Print the records below word for word, but leave out the pictures.
- - - - -
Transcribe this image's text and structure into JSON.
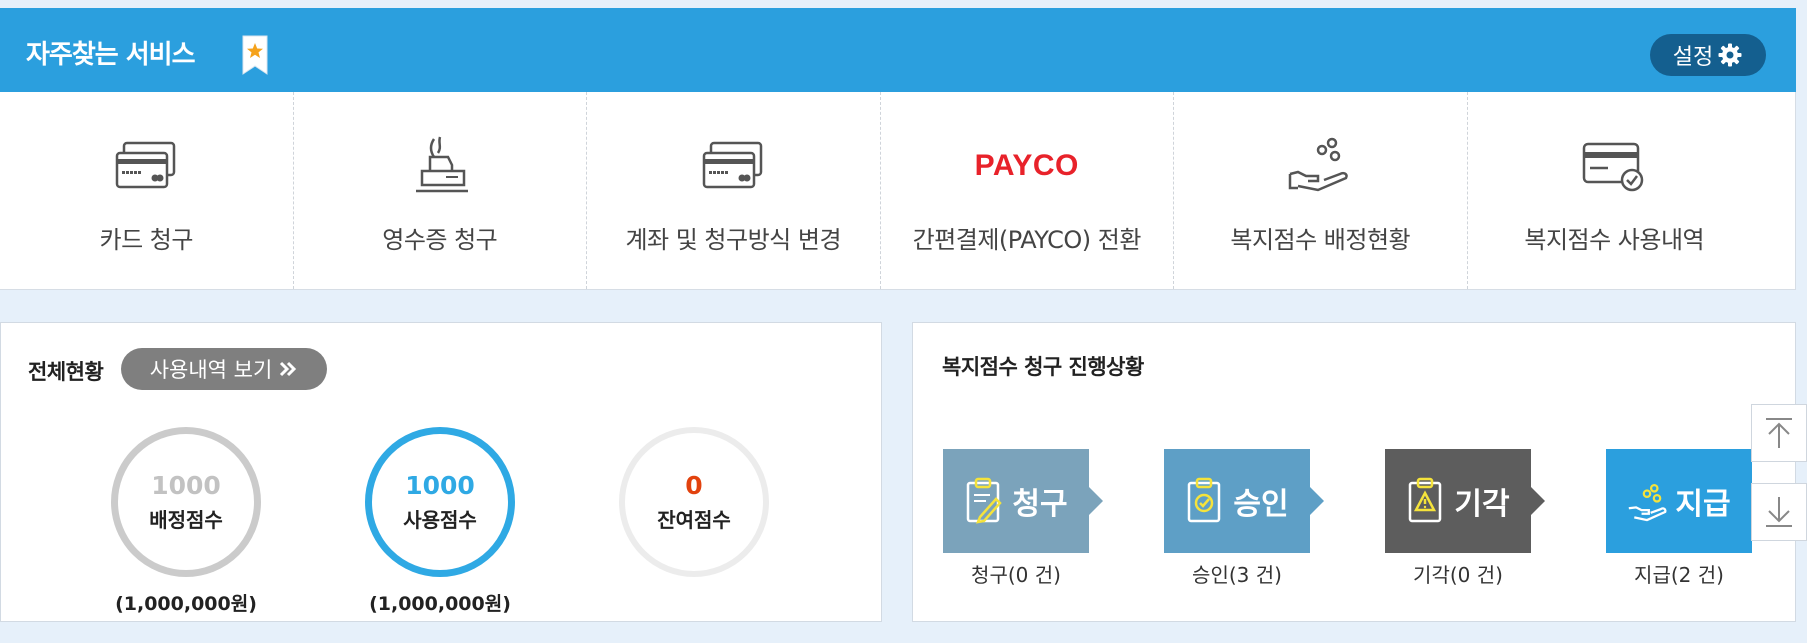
{
  "favorites": {
    "title": "자주찾는 서비스",
    "settings_label": "설정",
    "items": [
      {
        "label": "카드 청구",
        "icon": "credit-card-icon"
      },
      {
        "label": "영수증 청구",
        "icon": "receipt-icon"
      },
      {
        "label": "계좌 및 청구방식 변경",
        "icon": "credit-card-icon"
      },
      {
        "label": "간편결제(PAYCO) 전환",
        "icon": "payco-logo",
        "logo_text": "PAYCO"
      },
      {
        "label": "복지점수 배정현황",
        "icon": "hand-coins-icon"
      },
      {
        "label": "복지점수 사용내역",
        "icon": "card-check-icon"
      }
    ]
  },
  "overview": {
    "title": "전체현황",
    "history_button": "사용내역 보기",
    "scores": [
      {
        "value": "1000",
        "caption": "배정점수",
        "amount": "(1,000,000원)",
        "color": "#c2c2c2"
      },
      {
        "value": "1000",
        "caption": "사용점수",
        "amount": "(1,000,000원)",
        "color": "#2fa9e4"
      },
      {
        "value": "0",
        "caption": "잔여점수",
        "amount": "",
        "color": "#e2420e"
      }
    ]
  },
  "progress": {
    "title": "복지점수 청구 진행상황",
    "steps": [
      {
        "name": "청구",
        "label": "청구(0 건)",
        "color": "#7ba3bb"
      },
      {
        "name": "승인",
        "label": "승인(3 건)",
        "color": "#5e9fc6"
      },
      {
        "name": "기각",
        "label": "기각(0 건)",
        "color": "#5d5d5d"
      },
      {
        "name": "지급",
        "label": "지급(2 건)",
        "color": "#2b9fde"
      }
    ]
  },
  "colors": {
    "header": "#2b9fde",
    "background": "#e6f0fa",
    "payco": "#e8222a"
  }
}
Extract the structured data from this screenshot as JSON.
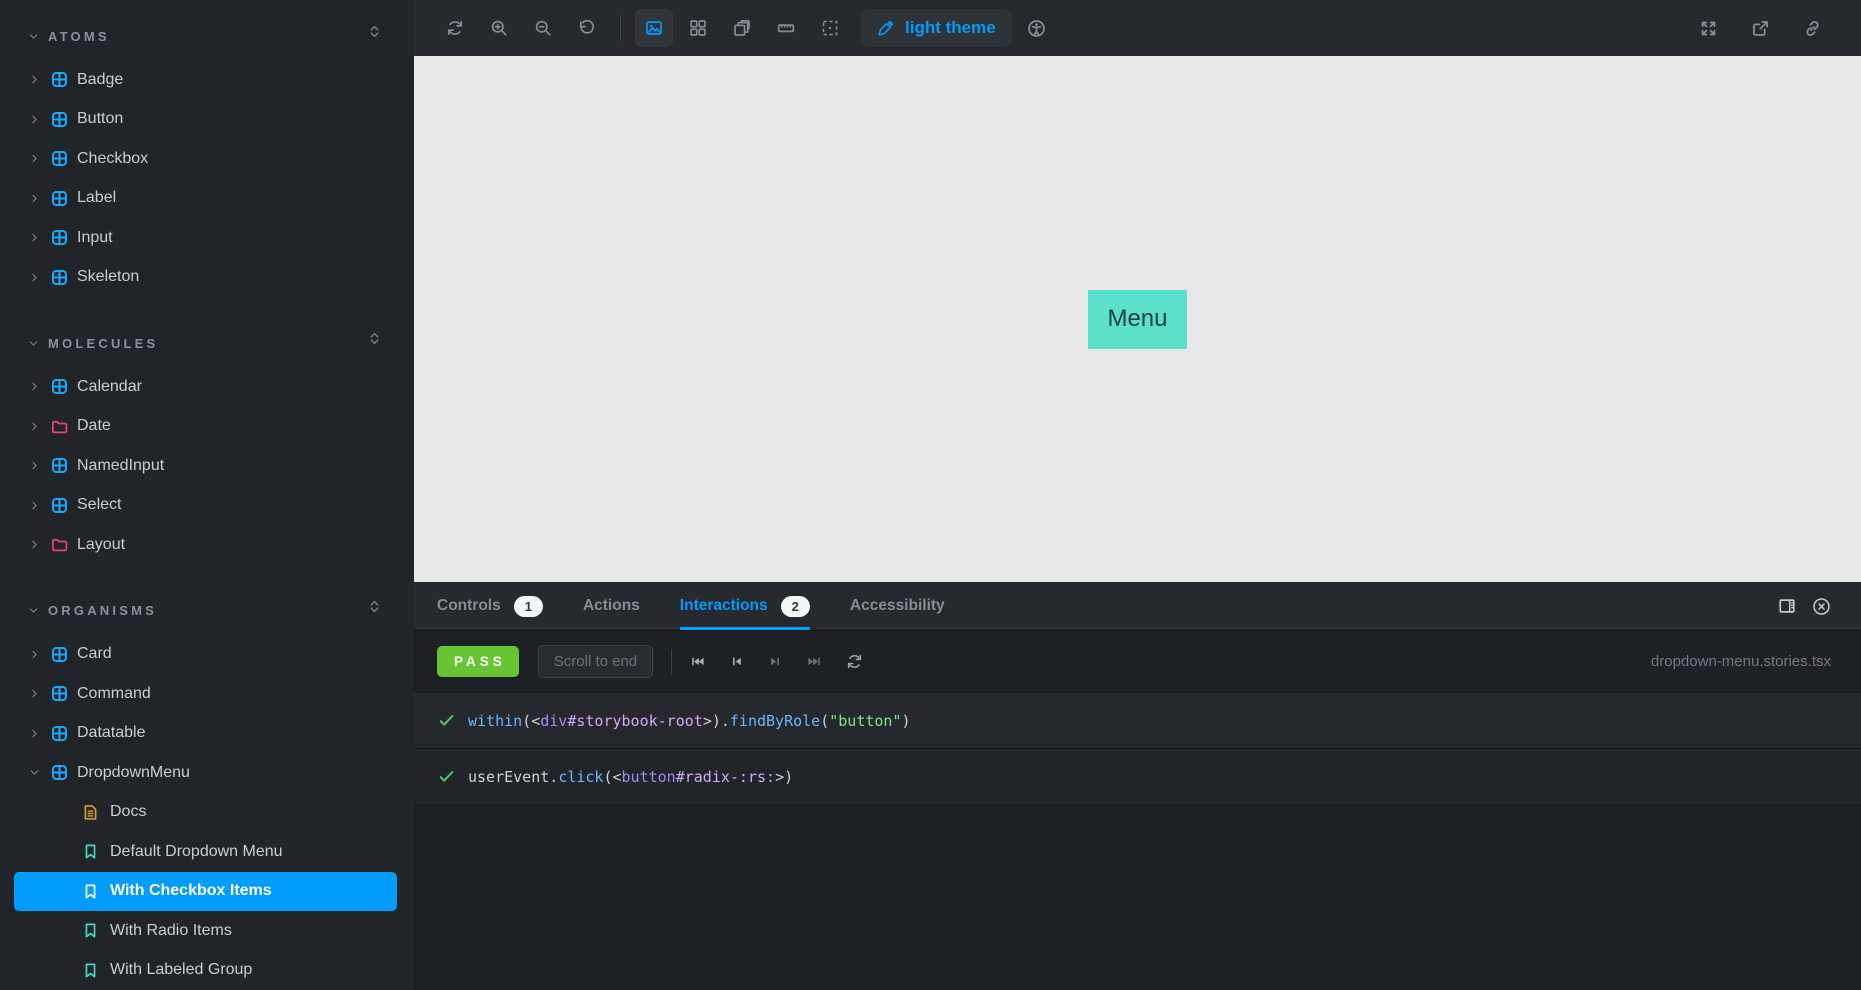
{
  "colors": {
    "accent": "#029cfd",
    "pass_green": "#67c433",
    "component_icon_blue": "#1ea7fd",
    "folder_icon_pink": "#e4447c",
    "docs_icon_orange": "#dfa324",
    "story_icon_teal": "#45d9c4",
    "canvas_bg": "#e8e8e8",
    "menu_button_bg": "#5be1c9",
    "menu_button_text": "#1d3e49",
    "code_plain": "#cdd3d8",
    "code_method": "#6cb6ff",
    "code_tag": "#a18cf5",
    "code_id": "#d2a8ff",
    "code_string": "#7ee787",
    "check_green": "#4ecb71"
  },
  "sidebar": {
    "sections": [
      {
        "label": "ATOMS",
        "items": [
          {
            "label": "Badge",
            "icon": "component"
          },
          {
            "label": "Button",
            "icon": "component"
          },
          {
            "label": "Checkbox",
            "icon": "component"
          },
          {
            "label": "Label",
            "icon": "component"
          },
          {
            "label": "Input",
            "icon": "component"
          },
          {
            "label": "Skeleton",
            "icon": "component"
          }
        ]
      },
      {
        "label": "MOLECULES",
        "items": [
          {
            "label": "Calendar",
            "icon": "component"
          },
          {
            "label": "Date",
            "icon": "folder"
          },
          {
            "label": "NamedInput",
            "icon": "component"
          },
          {
            "label": "Select",
            "icon": "component"
          },
          {
            "label": "Layout",
            "icon": "folder"
          }
        ]
      },
      {
        "label": "ORGANISMS",
        "items": [
          {
            "label": "Card",
            "icon": "component"
          },
          {
            "label": "Command",
            "icon": "component"
          },
          {
            "label": "Datatable",
            "icon": "component"
          },
          {
            "label": "DropdownMenu",
            "icon": "component",
            "expanded": true,
            "children": [
              {
                "label": "Docs",
                "icon": "document"
              },
              {
                "label": "Default Dropdown Menu",
                "icon": "bookmark"
              },
              {
                "label": "With Checkbox Items",
                "icon": "bookmark",
                "selected": true
              },
              {
                "label": "With Radio Items",
                "icon": "bookmark"
              },
              {
                "label": "With Labeled Group",
                "icon": "bookmark"
              }
            ]
          }
        ]
      }
    ]
  },
  "toolbar": {
    "left_icons": [
      {
        "icon": "remount",
        "name": "remount-icon"
      },
      {
        "icon": "zoom-in",
        "name": "zoom-in-icon"
      },
      {
        "icon": "zoom-out",
        "name": "zoom-out-icon"
      },
      {
        "icon": "reset-zoom",
        "name": "reset-zoom-icon"
      },
      {
        "divider": true
      },
      {
        "icon": "canvas-view",
        "name": "canvas-view-icon",
        "active": true
      },
      {
        "icon": "grid-view",
        "name": "grid-view-icon"
      },
      {
        "icon": "stacked-view",
        "name": "stacked-view-icon"
      },
      {
        "icon": "ruler",
        "name": "measure-icon"
      },
      {
        "icon": "outline",
        "name": "outline-icon"
      }
    ],
    "theme_button_label": "light theme",
    "right_icons": [
      {
        "icon": "fullscreen",
        "name": "fullscreen-icon"
      },
      {
        "icon": "open-external",
        "name": "open-external-icon"
      },
      {
        "icon": "link",
        "name": "copy-link-icon"
      }
    ]
  },
  "canvas": {
    "menu_button_label": "Menu"
  },
  "panel": {
    "tabs": [
      {
        "label": "Controls",
        "badge": "1"
      },
      {
        "label": "Actions"
      },
      {
        "label": "Interactions",
        "badge": "2",
        "active": true
      },
      {
        "label": "Accessibility"
      }
    ],
    "status_label": "PASS",
    "scroll_button_label": "Scroll to end",
    "playback_icons": [
      {
        "icon": "skip-to-start",
        "name": "skip-to-start-icon",
        "tone": "bright"
      },
      {
        "icon": "step-back",
        "name": "step-back-icon",
        "tone": "bright"
      },
      {
        "icon": "step-forward",
        "name": "step-forward-icon",
        "tone": "dim"
      },
      {
        "icon": "skip-to-end",
        "name": "skip-to-end-icon",
        "tone": "dim"
      },
      {
        "icon": "rerun",
        "name": "rerun-icon",
        "tone": ""
      }
    ],
    "file_name": "dropdown-menu.stories.tsx",
    "interactions": [
      {
        "segments": [
          [
            "within",
            "method"
          ],
          [
            "(<",
            "plain"
          ],
          [
            "div",
            "tag"
          ],
          [
            "#storybook-root",
            "id"
          ],
          [
            ">",
            "plain"
          ],
          [
            ").",
            "plain"
          ],
          [
            "findByRole",
            "method"
          ],
          [
            "(",
            "plain"
          ],
          [
            "\"button\"",
            "string"
          ],
          [
            ")",
            "plain"
          ]
        ]
      },
      {
        "segments": [
          [
            "userEvent",
            "plain"
          ],
          [
            ".",
            "plain"
          ],
          [
            "click",
            "method"
          ],
          [
            "(<",
            "plain"
          ],
          [
            "button",
            "tag"
          ],
          [
            "#radix-:rs:",
            "id"
          ],
          [
            ">)",
            "plain"
          ]
        ]
      }
    ]
  }
}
- - - - -
THE ANSWER:
Transcribe this image's text and structure into JSON.
{
  "favorites": {
    "title": "자주찾는 서비스",
    "settings_label": "설정",
    "items": [
      {
        "label": "카드 청구",
        "icon": "credit-card-icon"
      },
      {
        "label": "영수증 청구",
        "icon": "receipt-icon"
      },
      {
        "label": "계좌 및 청구방식 변경",
        "icon": "credit-card-icon"
      },
      {
        "label": "간편결제(PAYCO) 전환",
        "icon": "payco-logo",
        "logo_text": "PAYCO"
      },
      {
        "label": "복지점수 배정현황",
        "icon": "hand-coins-icon"
      },
      {
        "label": "복지점수 사용내역",
        "icon": "card-check-icon"
      }
    ]
  },
  "overview": {
    "title": "전체현황",
    "history_button": "사용내역 보기",
    "scores": [
      {
        "value": "1000",
        "caption": "배정점수",
        "amount": "(1,000,000원)",
        "color": "#c2c2c2"
      },
      {
        "value": "1000",
        "caption": "사용점수",
        "amount": "(1,000,000원)",
        "color": "#2fa9e4"
      },
      {
        "value": "0",
        "caption": "잔여점수",
        "amount": "",
        "color": "#e2420e"
      }
    ]
  },
  "progress": {
    "title": "복지점수 청구 진행상황",
    "steps": [
      {
        "name": "청구",
        "label": "청구(0 건)",
        "color": "#7ba3bb"
      },
      {
        "name": "승인",
        "label": "승인(3 건)",
        "color": "#5e9fc6"
      },
      {
        "name": "기각",
        "label": "기각(0 건)",
        "color": "#5d5d5d"
      },
      {
        "name": "지급",
        "label": "지급(2 건)",
        "color": "#2b9fde"
      }
    ]
  },
  "colors": {
    "header": "#2b9fde",
    "background": "#e6f0fa",
    "payco": "#e8222a"
  }
}
Extract the structured data from this screenshot as JSON.
{
  "colors": {
    "accent": "#029cfd",
    "pass_green": "#67c433",
    "component_icon_blue": "#1ea7fd",
    "folder_icon_pink": "#e4447c",
    "docs_icon_orange": "#dfa324",
    "story_icon_teal": "#45d9c4",
    "canvas_bg": "#e8e8e8",
    "menu_button_bg": "#5be1c9",
    "menu_button_text": "#1d3e49",
    "code_plain": "#cdd3d8",
    "code_method": "#6cb6ff",
    "code_tag": "#a18cf5",
    "code_id": "#d2a8ff",
    "code_string": "#7ee787",
    "check_green": "#4ecb71"
  },
  "sidebar": {
    "sections": [
      {
        "label": "ATOMS",
        "items": [
          {
            "label": "Badge",
            "icon": "component"
          },
          {
            "label": "Button",
            "icon": "component"
          },
          {
            "label": "Checkbox",
            "icon": "component"
          },
          {
            "label": "Label",
            "icon": "component"
          },
          {
            "label": "Input",
            "icon": "component"
          },
          {
            "label": "Skeleton",
            "icon": "component"
          }
        ]
      },
      {
        "label": "MOLECULES",
        "items": [
          {
            "label": "Calendar",
            "icon": "component"
          },
          {
            "label": "Date",
            "icon": "folder"
          },
          {
            "label": "NamedInput",
            "icon": "component"
          },
          {
            "label": "Select",
            "icon": "component"
          },
          {
            "label": "Layout",
            "icon": "folder"
          }
        ]
      },
      {
        "label": "ORGANISMS",
        "items": [
          {
            "label": "Card",
            "icon": "component"
          },
          {
            "label": "Command",
            "icon": "component"
          },
          {
            "label": "Datatable",
            "icon": "component"
          },
          {
            "label": "DropdownMenu",
            "icon": "component",
            "expanded": true,
            "children": [
              {
                "label": "Docs",
                "icon": "document"
              },
              {
                "label": "Default Dropdown Menu",
                "icon": "bookmark"
              },
              {
                "label": "With Checkbox Items",
                "icon": "bookmark",
                "selected": true
              },
              {
                "label": "With Radio Items",
                "icon": "bookmark"
              },
              {
                "label": "With Labeled Group",
                "icon": "bookmark"
              }
            ]
          }
        ]
      }
    ]
  },
  "toolbar": {
    "left_icons": [
      {
        "icon": "remount",
        "name": "remount-icon"
      },
      {
        "icon": "zoom-in",
        "name": "zoom-in-icon"
      },
      {
        "icon": "zoom-out",
        "name": "zoom-out-icon"
      },
      {
        "icon": "reset-zoom",
        "name": "reset-zoom-icon"
      },
      {
        "divider": true
      },
      {
        "icon": "canvas-view",
        "name": "canvas-view-icon",
        "active": true
      },
      {
        "icon": "grid-view",
        "name": "grid-view-icon"
      },
      {
        "icon": "stacked-view",
        "name": "stacked-view-icon"
      },
      {
        "icon": "ruler",
        "name": "measure-icon"
      },
      {
        "icon": "outline",
        "name": "outline-icon"
      }
    ],
    "theme_button_label": "light theme",
    "right_icons": [
      {
        "icon": "fullscreen",
        "name": "fullscreen-icon"
      },
      {
        "icon": "open-external",
        "name": "open-external-icon"
      },
      {
        "icon": "link",
        "name": "copy-link-icon"
      }
    ]
  },
  "canvas": {
    "menu_button_label": "Menu"
  },
  "panel": {
    "tabs": [
      {
        "label": "Controls",
        "badge": "1"
      },
      {
        "label": "Actions"
      },
      {
        "label": "Interactions",
        "badge": "2",
        "active": true
      },
      {
        "label": "Accessibility"
      }
    ],
    "status_label": "PASS",
    "scroll_button_label": "Scroll to end",
    "playback_icons": [
      {
        "icon": "skip-to-start",
        "name": "skip-to-start-icon",
        "tone": "bright"
      },
      {
        "icon": "step-back",
        "name": "step-back-icon",
        "tone": "bright"
      },
      {
        "icon": "step-forward",
        "name": "step-forward-icon",
        "tone": "dim"
      },
      {
        "icon": "skip-to-end",
        "name": "skip-to-end-icon",
        "tone": "dim"
      },
      {
        "icon": "rerun",
        "name": "rerun-icon",
        "tone": ""
      }
    ],
    "file_name": "dropdown-menu.stories.tsx",
    "interactions": [
      {
        "segments": [
          [
            "within",
            "method"
          ],
          [
            "(<",
            "plain"
          ],
          [
            "div",
            "tag"
          ],
          [
            "#storybook-root",
            "id"
          ],
          [
            ">",
            "plain"
          ],
          [
            ").",
            "plain"
          ],
          [
            "findByRole",
            "method"
          ],
          [
            "(",
            "plain"
          ],
          [
            "\"button\"",
            "string"
          ],
          [
            ")",
            "plain"
          ]
        ]
      },
      {
        "segments": [
          [
            "userEvent",
            "plain"
          ],
          [
            ".",
            "plain"
          ],
          [
            "click",
            "method"
          ],
          [
            "(<",
            "plain"
          ],
          [
            "button",
            "tag"
          ],
          [
            "#radix-:rs:",
            "id"
          ],
          [
            ">)",
            "plain"
          ]
        ]
      }
    ]
  }
}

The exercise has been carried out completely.